== EXERCISE REQUIREMENTS ==
Each entry below is to be duplicated precisely.

[DATA FOR ANALYSIS — start]

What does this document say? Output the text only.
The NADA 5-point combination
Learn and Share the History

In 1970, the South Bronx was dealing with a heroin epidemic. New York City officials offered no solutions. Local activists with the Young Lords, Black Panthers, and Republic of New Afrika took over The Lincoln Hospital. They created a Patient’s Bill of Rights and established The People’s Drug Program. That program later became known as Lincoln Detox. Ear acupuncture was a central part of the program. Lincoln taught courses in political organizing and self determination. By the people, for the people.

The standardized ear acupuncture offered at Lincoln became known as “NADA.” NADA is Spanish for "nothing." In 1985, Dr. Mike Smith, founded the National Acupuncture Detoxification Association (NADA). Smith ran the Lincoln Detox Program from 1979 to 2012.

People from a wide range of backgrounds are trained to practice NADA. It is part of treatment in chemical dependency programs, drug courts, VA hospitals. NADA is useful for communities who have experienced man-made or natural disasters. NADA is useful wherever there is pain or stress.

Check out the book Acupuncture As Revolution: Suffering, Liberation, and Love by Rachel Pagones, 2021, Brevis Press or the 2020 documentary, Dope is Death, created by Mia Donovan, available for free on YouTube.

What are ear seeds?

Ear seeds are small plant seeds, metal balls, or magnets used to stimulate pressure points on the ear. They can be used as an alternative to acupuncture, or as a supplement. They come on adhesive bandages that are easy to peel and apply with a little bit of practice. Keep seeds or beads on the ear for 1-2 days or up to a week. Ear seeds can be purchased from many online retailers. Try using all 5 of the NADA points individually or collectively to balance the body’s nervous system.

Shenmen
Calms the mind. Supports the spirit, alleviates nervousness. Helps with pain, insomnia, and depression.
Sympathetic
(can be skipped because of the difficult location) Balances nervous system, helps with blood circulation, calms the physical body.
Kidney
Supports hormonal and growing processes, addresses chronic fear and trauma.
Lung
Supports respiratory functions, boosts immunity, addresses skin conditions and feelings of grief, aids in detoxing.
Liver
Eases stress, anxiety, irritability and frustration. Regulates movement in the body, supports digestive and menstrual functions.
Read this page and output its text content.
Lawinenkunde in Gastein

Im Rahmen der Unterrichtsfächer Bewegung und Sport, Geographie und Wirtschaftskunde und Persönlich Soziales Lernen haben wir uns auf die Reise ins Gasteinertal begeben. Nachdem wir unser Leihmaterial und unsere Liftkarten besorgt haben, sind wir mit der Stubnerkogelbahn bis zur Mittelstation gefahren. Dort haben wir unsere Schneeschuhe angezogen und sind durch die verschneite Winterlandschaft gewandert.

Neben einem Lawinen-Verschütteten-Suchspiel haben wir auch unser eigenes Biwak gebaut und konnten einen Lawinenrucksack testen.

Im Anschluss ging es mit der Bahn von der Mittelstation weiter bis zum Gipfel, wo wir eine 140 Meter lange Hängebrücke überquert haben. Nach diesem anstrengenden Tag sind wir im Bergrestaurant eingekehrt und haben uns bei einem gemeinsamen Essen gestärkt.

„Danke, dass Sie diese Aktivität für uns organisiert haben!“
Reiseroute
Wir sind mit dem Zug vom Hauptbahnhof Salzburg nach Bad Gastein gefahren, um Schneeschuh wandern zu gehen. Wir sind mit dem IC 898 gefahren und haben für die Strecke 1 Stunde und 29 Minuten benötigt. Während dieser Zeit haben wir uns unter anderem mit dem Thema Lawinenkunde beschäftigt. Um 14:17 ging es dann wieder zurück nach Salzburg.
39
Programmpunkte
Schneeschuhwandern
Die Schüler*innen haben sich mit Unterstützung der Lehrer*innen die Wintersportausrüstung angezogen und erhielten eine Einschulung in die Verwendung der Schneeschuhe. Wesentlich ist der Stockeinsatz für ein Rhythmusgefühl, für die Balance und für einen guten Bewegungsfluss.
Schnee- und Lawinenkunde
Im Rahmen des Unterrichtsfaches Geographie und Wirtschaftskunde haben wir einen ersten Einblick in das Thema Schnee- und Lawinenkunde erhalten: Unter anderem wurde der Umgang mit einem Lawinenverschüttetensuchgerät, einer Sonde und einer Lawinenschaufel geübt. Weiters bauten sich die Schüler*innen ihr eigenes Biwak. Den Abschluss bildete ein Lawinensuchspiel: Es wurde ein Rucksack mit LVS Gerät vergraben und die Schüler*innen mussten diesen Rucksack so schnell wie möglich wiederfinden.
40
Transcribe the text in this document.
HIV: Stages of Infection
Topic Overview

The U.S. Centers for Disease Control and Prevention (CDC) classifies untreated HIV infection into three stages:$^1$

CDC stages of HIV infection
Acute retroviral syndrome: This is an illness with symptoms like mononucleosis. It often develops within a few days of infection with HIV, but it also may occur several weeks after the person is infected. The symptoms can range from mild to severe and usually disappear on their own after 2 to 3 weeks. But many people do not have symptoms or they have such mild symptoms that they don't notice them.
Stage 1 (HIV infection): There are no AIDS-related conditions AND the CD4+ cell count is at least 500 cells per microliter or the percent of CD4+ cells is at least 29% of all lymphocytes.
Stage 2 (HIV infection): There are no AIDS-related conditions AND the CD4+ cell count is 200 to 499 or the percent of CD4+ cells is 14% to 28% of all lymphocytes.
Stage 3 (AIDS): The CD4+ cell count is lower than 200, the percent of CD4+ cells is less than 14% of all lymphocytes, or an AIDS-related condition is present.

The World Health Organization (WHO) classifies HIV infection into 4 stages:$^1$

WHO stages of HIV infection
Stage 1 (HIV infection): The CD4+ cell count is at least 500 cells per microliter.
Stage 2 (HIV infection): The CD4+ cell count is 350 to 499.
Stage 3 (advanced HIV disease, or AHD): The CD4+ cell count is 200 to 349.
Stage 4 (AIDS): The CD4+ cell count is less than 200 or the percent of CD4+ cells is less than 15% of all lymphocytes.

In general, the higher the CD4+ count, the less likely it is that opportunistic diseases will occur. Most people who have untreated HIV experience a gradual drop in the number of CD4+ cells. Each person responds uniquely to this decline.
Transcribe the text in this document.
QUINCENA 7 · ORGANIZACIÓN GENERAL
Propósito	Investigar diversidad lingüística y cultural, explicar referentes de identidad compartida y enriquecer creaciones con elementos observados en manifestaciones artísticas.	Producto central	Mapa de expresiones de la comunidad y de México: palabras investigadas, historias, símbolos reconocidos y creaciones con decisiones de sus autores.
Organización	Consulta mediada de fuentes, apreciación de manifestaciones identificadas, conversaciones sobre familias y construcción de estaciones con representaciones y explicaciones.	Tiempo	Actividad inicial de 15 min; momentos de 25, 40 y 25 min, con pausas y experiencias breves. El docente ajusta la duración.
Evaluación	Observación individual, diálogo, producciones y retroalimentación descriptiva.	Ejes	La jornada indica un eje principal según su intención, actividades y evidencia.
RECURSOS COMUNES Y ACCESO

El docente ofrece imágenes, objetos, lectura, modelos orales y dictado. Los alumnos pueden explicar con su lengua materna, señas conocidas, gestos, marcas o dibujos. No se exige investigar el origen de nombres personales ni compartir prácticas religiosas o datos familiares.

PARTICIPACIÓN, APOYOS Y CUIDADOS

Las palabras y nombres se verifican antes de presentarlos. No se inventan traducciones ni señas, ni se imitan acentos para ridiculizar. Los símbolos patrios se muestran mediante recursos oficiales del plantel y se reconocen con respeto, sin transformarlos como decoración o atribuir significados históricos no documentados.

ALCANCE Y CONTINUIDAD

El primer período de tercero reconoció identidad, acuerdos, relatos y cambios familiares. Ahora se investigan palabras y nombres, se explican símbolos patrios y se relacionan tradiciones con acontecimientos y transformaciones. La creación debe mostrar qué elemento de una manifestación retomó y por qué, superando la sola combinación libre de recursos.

[DATA FOR ANALYSIS — finish]

== REPLY TO THE EXERCISE ==
What does this document say? Output the text only.
The NADA 5-point combination
Learn and Share the History

In 1970, the South Bronx was dealing with a heroin epidemic. New York City officials offered no solutions. Local activists with the Young Lords, Black Panthers, and Republic of New Afrika took over The Lincoln Hospital. They created a Patient’s Bill of Rights and established The People’s Drug Program. That program later became known as Lincoln Detox. Ear acupuncture was a central part of the program. Lincoln taught courses in political organizing and self determination. By the people, for the people.

The standardized ear acupuncture offered at Lincoln became known as “NADA.” NADA is Spanish for "nothing." In 1985, Dr. Mike Smith, founded the National Acupuncture Detoxification Association (NADA). Smith ran the Lincoln Detox Program from 1979 to 2012.

People from a wide range of backgrounds are trained to practice NADA. It is part of treatment in chemical dependency programs, drug courts, VA hospitals. NADA is useful for communities who have experienced man-made or natural disasters. NADA is useful wherever there is pain or stress.

Check out the book Acupuncture As Revolution: Suffering, Liberation, and Love by Rachel Pagones, 2021, Brevis Press or the 2020 documentary, Dope is Death, created by Mia Donovan, available for free on YouTube.

What are ear seeds?

Ear seeds are small plant seeds, metal balls, or magnets used to stimulate pressure points on the ear. They can be used as an alternative to acupuncture, or as a supplement. They come on adhesive bandages that are easy to peel and apply with a little bit of practice. Keep seeds or beads on the ear for 1-2 days or up to a week. Ear seeds can be purchased from many online retailers. Try using all 5 of the NADA points individually or collectively to balance the body’s nervous system.

Shenmen
Calms the mind. Supports the spirit, alleviates nervousness. Helps with pain, insomnia, and depression.
Sympathetic
(can be skipped because of the difficult location) Balances nervous system, helps with blood circulation, calms the physical body.
Kidney
Supports hormonal and growing processes, addresses chronic fear and trauma.
Lung
Supports respiratory functions, boosts immunity, addresses skin conditions and feelings of grief, aids in detoxing.
Liver
Eases stress, anxiety, irritability and frustration. Regulates movement in the body, supports digestive and menstrual functions.
Read this page and output its text content.
Lawinenkunde in Gastein

Im Rahmen der Unterrichtsfächer Bewegung und Sport, Geographie und Wirtschaftskunde und Persönlich Soziales Lernen haben wir uns auf die Reise ins Gasteinertal begeben. Nachdem wir unser Leihmaterial und unsere Liftkarten besorgt haben, sind wir mit der Stubnerkogelbahn bis zur Mittelstation gefahren. Dort haben wir unsere Schneeschuhe angezogen und sind durch die verschneite Winterlandschaft gewandert.

Neben einem Lawinen-Verschütteten-Suchspiel haben wir auch unser eigenes Biwak gebaut und konnten einen Lawinenrucksack testen.

Im Anschluss ging es mit der Bahn von der Mittelstation weiter bis zum Gipfel, wo wir eine 140 Meter lange Hängebrücke überquert haben. Nach diesem anstrengenden Tag sind wir im Bergrestaurant eingekehrt und haben uns bei einem gemeinsamen Essen gestärkt.

„Danke, dass Sie diese Aktivität für uns organisiert haben!“
Reiseroute
Wir sind mit dem Zug vom Hauptbahnhof Salzburg nach Bad Gastein gefahren, um Schneeschuh wandern zu gehen. Wir sind mit dem IC 898 gefahren und haben für die Strecke 1 Stunde und 29 Minuten benötigt. Während dieser Zeit haben wir uns unter anderem mit dem Thema Lawinenkunde beschäftigt. Um 14:17 ging es dann wieder zurück nach Salzburg.
39
Programmpunkte
Schneeschuhwandern
Die Schüler*innen haben sich mit Unterstützung der Lehrer*innen die Wintersportausrüstung angezogen und erhielten eine Einschulung in die Verwendung der Schneeschuhe. Wesentlich ist der Stockeinsatz für ein Rhythmusgefühl, für die Balance und für einen guten Bewegungsfluss.
Schnee- und Lawinenkunde
Im Rahmen des Unterrichtsfaches Geographie und Wirtschaftskunde haben wir einen ersten Einblick in das Thema Schnee- und Lawinenkunde erhalten: Unter anderem wurde der Umgang mit einem Lawinenverschüttetensuchgerät, einer Sonde und einer Lawinenschaufel geübt. Weiters bauten sich die Schüler*innen ihr eigenes Biwak. Den Abschluss bildete ein Lawinensuchspiel: Es wurde ein Rucksack mit LVS Gerät vergraben und die Schüler*innen mussten diesen Rucksack so schnell wie möglich wiederfinden.
40
Transcribe the text in this document.
HIV: Stages of Infection
Topic Overview

The U.S. Centers for Disease Control and Prevention (CDC) classifies untreated HIV infection into three stages:$^1$

CDC stages of HIV infection
Acute retroviral syndrome: This is an illness with symptoms like mononucleosis. It often develops within a few days of infection with HIV, but it also may occur several weeks after the person is infected. The symptoms can range from mild to severe and usually disappear on their own after 2 to 3 weeks. But many people do not have symptoms or they have such mild symptoms that they don't notice them.
Stage 1 (HIV infection): There are no AIDS-related conditions AND the CD4+ cell count is at least 500 cells per microliter or the percent of CD4+ cells is at least 29% of all lymphocytes.
Stage 2 (HIV infection): There are no AIDS-related conditions AND the CD4+ cell count is 200 to 499 or the percent of CD4+ cells is 14% to 28% of all lymphocytes.
Stage 3 (AIDS): The CD4+ cell count is lower than 200, the percent of CD4+ cells is less than 14% of all lymphocytes, or an AIDS-related condition is present.

The World Health Organization (WHO) classifies HIV infection into 4 stages:$^1$

WHO stages of HIV infection
Stage 1 (HIV infection): The CD4+ cell count is at least 500 cells per microliter.
Stage 2 (HIV infection): The CD4+ cell count is 350 to 499.
Stage 3 (advanced HIV disease, or AHD): The CD4+ cell count is 200 to 349.
Stage 4 (AIDS): The CD4+ cell count is less than 200 or the percent of CD4+ cells is less than 15% of all lymphocytes.

In general, the higher the CD4+ count, the less likely it is that opportunistic diseases will occur. Most people who have untreated HIV experience a gradual drop in the number of CD4+ cells. Each person responds uniquely to this decline.
Transcribe the text in this document.
QUINCENA 7 · ORGANIZACIÓN GENERAL
Propósito	Investigar diversidad lingüística y cultural, explicar referentes de identidad compartida y enriquecer creaciones con elementos observados en manifestaciones artísticas.	Producto central	Mapa de expresiones de la comunidad y de México: palabras investigadas, historias, símbolos reconocidos y creaciones con decisiones de sus autores.
Organización	Consulta mediada de fuentes, apreciación de manifestaciones identificadas, conversaciones sobre familias y construcción de estaciones con representaciones y explicaciones.	Tiempo	Actividad inicial de 15 min; momentos de 25, 40 y 25 min, con pausas y experiencias breves. El docente ajusta la duración.
Evaluación	Observación individual, diálogo, producciones y retroalimentación descriptiva.	Ejes	La jornada indica un eje principal según su intención, actividades y evidencia.
RECURSOS COMUNES Y ACCESO

El docente ofrece imágenes, objetos, lectura, modelos orales y dictado. Los alumnos pueden explicar con su lengua materna, señas conocidas, gestos, marcas o dibujos. No se exige investigar el origen de nombres personales ni compartir prácticas religiosas o datos familiares.

PARTICIPACIÓN, APOYOS Y CUIDADOS

Las palabras y nombres se verifican antes de presentarlos. No se inventan traducciones ni señas, ni se imitan acentos para ridiculizar. Los símbolos patrios se muestran mediante recursos oficiales del plantel y se reconocen con respeto, sin transformarlos como decoración o atribuir significados históricos no documentados.

ALCANCE Y CONTINUIDAD

El primer período de tercero reconoció identidad, acuerdos, relatos y cambios familiares. Ahora se investigan palabras y nombres, se explican símbolos patrios y se relacionan tradiciones con acontecimientos y transformaciones. La creación debe mostrar qué elemento de una manifestación retomó y por qué, superando la sola combinación libre de recursos.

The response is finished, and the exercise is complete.